Callbacks are called at several states during the optimization process:

* At the beginning and end of the optimization process.
* After any call to `Evaluate()` and `EvaluateConstraint`.
* After any call to `Gradient()` and `GradientConstraint`.
* At the start and end of an epoch.

Each callback provides optimization relevant information that can be accessed or
modified.

### BeginOptimization

Called at the beginning of the optimization process.

 * `BeginOptimization(`_`optimizer, function, coordinates`_`)`

#### Attributes

| **type** | **name** | **description** |
|----------|----------|-----------------|
| `OptimizerType` | **`optimizer`** | The optimizer used to update the function. |
| `FunctionType` | **`function`** | The function to be optimized. |
| `MatType` | **`coordinates`** | The current function parameter. |

### EndOptimization

Called at the end of the optimization process.

 * `EndOptimization(`_`optimizer, function, coordinates`_`)`

#### Attributes

| **type** | **name** | **description** |
|----------|----------|-----------------|
| `OptimizerType` | **`optimizer`** | The optimizer used to update the function. |
| `FunctionType` | **`function`** | The function to be optimized. |
| `MatType` | **`coordinates`** | The current function parameter. |

### Evaluate

Called after any call to `Evaluate()`.

 * `Evaluate(`_`optimizer, function, coordinates, objective`_`)`

#### Attributes

| **type** | **name** | **description** |
|----------|----------|-----------------|
| `OptimizerType` | **`optimizer`** | The optimizer used to update the function. |
| `FunctionType` | **`function`** | The function to be optimized. |
| `MatType` | **`coordinates`** | The current function parameter. |
| `double` | **`objective`** | Objective value of the current point. |

### EvaluateConstraint

 Called after any call to `EvaluateConstraint()`.

 * `EvaluateConstraint(`_`optimizer, function, coordinates, constraint, constraintValue`_`)`

#### Attributes

| **type** | **name** | **description** |
|----------|----------|-----------------|
| `OptimizerType` | **`optimizer`** | The optimizer used to update the function. |
| `FunctionType` | **`function`** | The function to be optimized. |
| `MatType` | **`coordinates`** | The current function parameter. |
| `size_t` | **`constraint`** | The index of the constraint. |
| `double` | **`constraintValue`** | Constraint value of the current point. |

### Gradient

 Called after any call to `Gradient()`.

 * `Gradient(`_`optimizer, function, coordinates, gradient`_`)`

#### Attributes

| **type** | **name** | **description** |
|----------|----------|-----------------|
| `OptimizerType` | **`optimizer`** | The optimizer used to update the function. |
| `FunctionType` | **`function`** | The function to be optimized. |
| `MatType` | **`coordinates`** | The current function parameter. |
| `GradType` | **`gradient`** | Matrix that holds the gradient. |

### GradientConstraint

 Called after any call to `GradientConstraint()`.

--------------------------------

◆ Written exercise a ◆
Copy the callback documentation word for word, starting at "Callbacks are called" and ending at "of an epoch.".
The records are unrelated to the callback documentation.

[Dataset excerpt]
--------------------------------

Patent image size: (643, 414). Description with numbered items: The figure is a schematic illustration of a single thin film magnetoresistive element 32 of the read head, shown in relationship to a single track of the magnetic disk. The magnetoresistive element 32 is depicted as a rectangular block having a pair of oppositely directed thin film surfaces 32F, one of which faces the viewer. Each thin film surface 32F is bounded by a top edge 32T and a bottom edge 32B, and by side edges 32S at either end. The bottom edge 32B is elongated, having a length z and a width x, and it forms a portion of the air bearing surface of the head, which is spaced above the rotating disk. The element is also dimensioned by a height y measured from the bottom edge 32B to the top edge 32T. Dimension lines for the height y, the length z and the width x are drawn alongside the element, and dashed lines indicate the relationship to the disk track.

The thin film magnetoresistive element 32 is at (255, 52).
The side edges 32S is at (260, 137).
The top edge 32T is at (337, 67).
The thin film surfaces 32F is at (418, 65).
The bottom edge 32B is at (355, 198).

--------------------------------

◆ Written exercise b ◆
Reproduce every line of the records without any changes.

◆ Expected output a ◆
Callbacks are called at several states during the optimization process:

* At the beginning and end of the optimization process.
* After any call to `Evaluate()` and `EvaluateConstraint`.
* After any call to `Gradient()` and `GradientConstraint`.
* At the start and end of an epoch.

◆ Expected output b ◆
Patent image size: (643, 414). Description with numbered items: The figure is a schematic illustration of a single thin film magnetoresistive element 32 of the read head, shown in relationship to a single track of the magnetic disk. The magnetoresistive element 32 is depicted as a rectangular block having a pair of oppositely directed thin film surfaces 32F, one of which faces the viewer. Each thin film surface 32F is bounded by a top edge 32T and a bottom edge 32B, and by side edges 32S at either end. The bottom edge 32B is elongated, having a length z and a width x, and it forms a portion of the air bearing surface of the head, which is spaced above the rotating disk. The element is also dimensioned by a height y measured from the bottom edge 32B to the top edge 32T. Dimension lines for the height y, the length z and the width x are drawn alongside the element, and dashed lines indicate the relationship to the disk track.

The thin film magnetoresistive element 32 is at (255, 52).
The side edges 32S is at (260, 137).
The top edge 32T is at (337, 67).
The thin film surfaces 32F is at (418, 65).
The bottom edge 32B is at (355, 198).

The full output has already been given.